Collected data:
================

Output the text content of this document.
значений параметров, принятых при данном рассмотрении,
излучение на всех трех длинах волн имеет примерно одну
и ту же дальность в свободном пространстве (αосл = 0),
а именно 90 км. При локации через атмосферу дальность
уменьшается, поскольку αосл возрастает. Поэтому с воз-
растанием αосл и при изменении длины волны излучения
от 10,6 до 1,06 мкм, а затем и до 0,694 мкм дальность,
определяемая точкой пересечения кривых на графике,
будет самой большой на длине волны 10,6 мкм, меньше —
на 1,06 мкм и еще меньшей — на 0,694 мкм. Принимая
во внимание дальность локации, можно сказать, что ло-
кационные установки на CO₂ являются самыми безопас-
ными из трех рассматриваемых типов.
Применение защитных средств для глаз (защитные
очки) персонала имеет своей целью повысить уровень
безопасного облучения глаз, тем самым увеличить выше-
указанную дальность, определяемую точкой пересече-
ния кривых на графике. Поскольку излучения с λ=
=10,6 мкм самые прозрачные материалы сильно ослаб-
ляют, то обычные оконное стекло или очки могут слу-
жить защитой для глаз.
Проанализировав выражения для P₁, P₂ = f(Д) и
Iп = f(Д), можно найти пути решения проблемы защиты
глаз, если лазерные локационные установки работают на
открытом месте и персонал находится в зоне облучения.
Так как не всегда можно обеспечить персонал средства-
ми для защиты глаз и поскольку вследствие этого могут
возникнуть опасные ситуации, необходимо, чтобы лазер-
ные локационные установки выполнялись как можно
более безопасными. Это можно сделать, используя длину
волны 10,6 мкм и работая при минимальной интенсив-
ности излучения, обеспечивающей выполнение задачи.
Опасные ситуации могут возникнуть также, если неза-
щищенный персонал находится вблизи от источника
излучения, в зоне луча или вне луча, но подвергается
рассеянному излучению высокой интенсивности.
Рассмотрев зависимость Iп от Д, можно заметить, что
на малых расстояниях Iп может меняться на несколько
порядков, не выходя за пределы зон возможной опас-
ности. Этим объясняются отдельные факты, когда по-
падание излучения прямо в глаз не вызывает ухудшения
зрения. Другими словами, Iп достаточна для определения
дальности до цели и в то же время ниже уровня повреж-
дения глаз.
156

================

◆ GIVEN PROBLEM ◆
Pull out each line of the records holding the string "облучения".

◆ REPLY ◆
безопасного облучения глаз, тем самым увеличить выше-
открытом месте и персонал находится в зоне облучения.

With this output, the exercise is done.